• [Task brief]: Transcribe each record exactly. Include every one.

• [Data for the task]:
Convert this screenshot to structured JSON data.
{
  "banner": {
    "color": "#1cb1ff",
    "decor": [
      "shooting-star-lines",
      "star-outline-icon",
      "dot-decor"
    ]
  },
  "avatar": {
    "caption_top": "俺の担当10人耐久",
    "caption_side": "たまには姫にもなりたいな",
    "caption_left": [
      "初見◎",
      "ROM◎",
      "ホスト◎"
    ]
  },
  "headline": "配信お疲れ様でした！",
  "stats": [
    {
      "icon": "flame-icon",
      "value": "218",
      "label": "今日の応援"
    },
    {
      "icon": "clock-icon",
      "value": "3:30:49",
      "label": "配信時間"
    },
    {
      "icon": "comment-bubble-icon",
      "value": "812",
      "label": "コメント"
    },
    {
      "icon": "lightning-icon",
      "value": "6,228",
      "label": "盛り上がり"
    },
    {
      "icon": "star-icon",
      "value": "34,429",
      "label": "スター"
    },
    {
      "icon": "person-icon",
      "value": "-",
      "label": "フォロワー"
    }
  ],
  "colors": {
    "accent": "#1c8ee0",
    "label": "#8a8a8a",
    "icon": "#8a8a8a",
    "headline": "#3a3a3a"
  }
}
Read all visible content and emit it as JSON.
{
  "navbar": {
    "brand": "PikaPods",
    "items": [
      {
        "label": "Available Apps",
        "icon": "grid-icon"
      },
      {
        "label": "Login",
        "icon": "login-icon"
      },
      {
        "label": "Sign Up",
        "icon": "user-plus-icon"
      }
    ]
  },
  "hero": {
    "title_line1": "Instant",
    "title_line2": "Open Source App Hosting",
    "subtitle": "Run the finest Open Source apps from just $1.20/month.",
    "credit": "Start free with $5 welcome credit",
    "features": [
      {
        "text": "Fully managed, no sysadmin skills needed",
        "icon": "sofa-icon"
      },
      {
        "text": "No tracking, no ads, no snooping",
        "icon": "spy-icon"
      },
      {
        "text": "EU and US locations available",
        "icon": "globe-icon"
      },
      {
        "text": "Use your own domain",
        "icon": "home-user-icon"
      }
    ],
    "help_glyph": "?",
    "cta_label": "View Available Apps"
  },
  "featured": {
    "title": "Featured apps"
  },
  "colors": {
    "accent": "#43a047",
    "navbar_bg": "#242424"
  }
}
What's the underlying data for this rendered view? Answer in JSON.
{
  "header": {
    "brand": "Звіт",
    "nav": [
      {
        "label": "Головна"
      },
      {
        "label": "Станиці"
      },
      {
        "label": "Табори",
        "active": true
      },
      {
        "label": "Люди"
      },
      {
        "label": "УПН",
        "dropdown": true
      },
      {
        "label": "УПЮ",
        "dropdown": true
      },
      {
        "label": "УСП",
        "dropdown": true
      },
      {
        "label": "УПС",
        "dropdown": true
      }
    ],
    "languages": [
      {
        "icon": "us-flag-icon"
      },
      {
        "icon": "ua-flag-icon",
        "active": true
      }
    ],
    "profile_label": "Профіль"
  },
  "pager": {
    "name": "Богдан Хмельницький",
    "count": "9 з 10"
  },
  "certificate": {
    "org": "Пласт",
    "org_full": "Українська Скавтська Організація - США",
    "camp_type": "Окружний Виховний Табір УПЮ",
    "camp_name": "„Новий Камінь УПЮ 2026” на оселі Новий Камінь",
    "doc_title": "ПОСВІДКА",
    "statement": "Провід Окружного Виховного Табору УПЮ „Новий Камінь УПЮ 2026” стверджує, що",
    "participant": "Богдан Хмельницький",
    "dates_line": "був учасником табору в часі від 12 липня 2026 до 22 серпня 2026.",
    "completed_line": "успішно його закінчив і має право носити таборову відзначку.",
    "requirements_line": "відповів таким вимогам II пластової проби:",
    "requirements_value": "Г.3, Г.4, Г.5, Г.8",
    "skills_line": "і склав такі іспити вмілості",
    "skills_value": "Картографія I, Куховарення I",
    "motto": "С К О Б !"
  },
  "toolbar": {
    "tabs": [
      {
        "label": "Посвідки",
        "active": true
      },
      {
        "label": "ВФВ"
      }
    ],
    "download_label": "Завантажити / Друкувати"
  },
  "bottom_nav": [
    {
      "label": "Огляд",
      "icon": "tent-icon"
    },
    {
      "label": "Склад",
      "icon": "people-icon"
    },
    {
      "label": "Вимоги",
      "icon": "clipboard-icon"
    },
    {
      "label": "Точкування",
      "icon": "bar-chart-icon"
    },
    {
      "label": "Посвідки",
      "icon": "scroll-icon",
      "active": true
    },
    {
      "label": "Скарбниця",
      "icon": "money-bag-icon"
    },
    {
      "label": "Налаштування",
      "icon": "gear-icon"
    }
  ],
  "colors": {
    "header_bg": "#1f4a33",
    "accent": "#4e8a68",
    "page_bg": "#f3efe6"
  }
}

• [Result of the exercise]:
Convert this screenshot to structured JSON data.
{
  "banner": {
    "color": "#1cb1ff",
    "decor": [
      "shooting-star-lines",
      "star-outline-icon",
      "dot-decor"
    ]
  },
  "avatar": {
    "caption_top": "俺の担当10人耐久",
    "caption_side": "たまには姫にもなりたいな",
    "caption_left": [
      "初見◎",
      "ROM◎",
      "ホスト◎"
    ]
  },
  "headline": "配信お疲れ様でした！",
  "stats": [
    {
      "icon": "flame-icon",
      "value": "218",
      "label": "今日の応援"
    },
    {
      "icon": "clock-icon",
      "value": "3:30:49",
      "label": "配信時間"
    },
    {
      "icon": "comment-bubble-icon",
      "value": "812",
      "label": "コメント"
    },
    {
      "icon": "lightning-icon",
      "value": "6,228",
      "label": "盛り上がり"
    },
    {
      "icon": "star-icon",
      "value": "34,429",
      "label": "スター"
    },
    {
      "icon": "person-icon",
      "value": "-",
      "label": "フォロワー"
    }
  ],
  "colors": {
    "accent": "#1c8ee0",
    "label": "#8a8a8a",
    "icon": "#8a8a8a",
    "headline": "#3a3a3a"
  }
}
Read all visible content and emit it as JSON.
{
  "navbar": {
    "brand": "PikaPods",
    "items": [
      {
        "label": "Available Apps",
        "icon": "grid-icon"
      },
      {
        "label": "Login",
        "icon": "login-icon"
      },
      {
        "label": "Sign Up",
        "icon": "user-plus-icon"
      }
    ]
  },
  "hero": {
    "title_line1": "Instant",
    "title_line2": "Open Source App Hosting",
    "subtitle": "Run the finest Open Source apps from just $1.20/month.",
    "credit": "Start free with $5 welcome credit",
    "features": [
      {
        "text": "Fully managed, no sysadmin skills needed",
        "icon": "sofa-icon"
      },
      {
        "text": "No tracking, no ads, no snooping",
        "icon": "spy-icon"
      },
      {
        "text": "EU and US locations available",
        "icon": "globe-icon"
      },
      {
        "text": "Use your own domain",
        "icon": "home-user-icon"
      }
    ],
    "help_glyph": "?",
    "cta_label": "View Available Apps"
  },
  "featured": {
    "title": "Featured apps"
  },
  "colors": {
    "accent": "#43a047",
    "navbar_bg": "#242424"
  }
}
What's the underlying data for this rendered view? Answer in JSON.
{
  "header": {
    "brand": "Звіт",
    "nav": [
      {
        "label": "Головна"
      },
      {
        "label": "Станиці"
      },
      {
        "label": "Табори",
        "active": true
      },
      {
        "label": "Люди"
      },
      {
        "label": "УПН",
        "dropdown": true
      },
      {
        "label": "УПЮ",
        "dropdown": true
      },
      {
        "label": "УСП",
        "dropdown": true
      },
      {
        "label": "УПС",
        "dropdown": true
      }
    ],
    "languages": [
      {
        "icon": "us-flag-icon"
      },
      {
        "icon": "ua-flag-icon",
        "active": true
      }
    ],
    "profile_label": "Профіль"
  },
  "pager": {
    "name": "Богдан Хмельницький",
    "count": "9 з 10"
  },
  "certificate": {
    "org": "Пласт",
    "org_full": "Українська Скавтська Організація - США",
    "camp_type": "Окружний Виховний Табір УПЮ",
    "camp_name": "„Новий Камінь УПЮ 2026” на оселі Новий Камінь",
    "doc_title": "ПОСВІДКА",
    "statement": "Провід Окружного Виховного Табору УПЮ „Новий Камінь УПЮ 2026” стверджує, що",
    "participant": "Богдан Хмельницький",
    "dates_line": "був учасником табору в часі від 12 липня 2026 до 22 серпня 2026.",
    "completed_line": "успішно його закінчив і має право носити таборову відзначку.",
    "requirements_line": "відповів таким вимогам II пластової проби:",
    "requirements_value": "Г.3, Г.4, Г.5, Г.8",
    "skills_line": "і склав такі іспити вмілості",
    "skills_value": "Картографія I, Куховарення I",
    "motto": "С К О Б !"
  },
  "toolbar": {
    "tabs": [
      {
        "label": "Посвідки",
        "active": true
      },
      {
        "label": "ВФВ"
      }
    ],
    "download_label": "Завантажити / Друкувати"
  },
  "bottom_nav": [
    {
      "label": "Огляд",
      "icon": "tent-icon"
    },
    {
      "label": "Склад",
      "icon": "people-icon"
    },
    {
      "label": "Вимоги",
      "icon": "clipboard-icon"
    },
    {
      "label": "Точкування",
      "icon": "bar-chart-icon"
    },
    {
      "label": "Посвідки",
      "icon": "scroll-icon",
      "active": true
    },
    {
      "label": "Скарбниця",
      "icon": "money-bag-icon"
    },
    {
      "label": "Налаштування",
      "icon": "gear-icon"
    }
  ],
  "colors": {
    "header_bg": "#1f4a33",
    "accent": "#4e8a68",
    "page_bg": "#f3efe6"
  }
}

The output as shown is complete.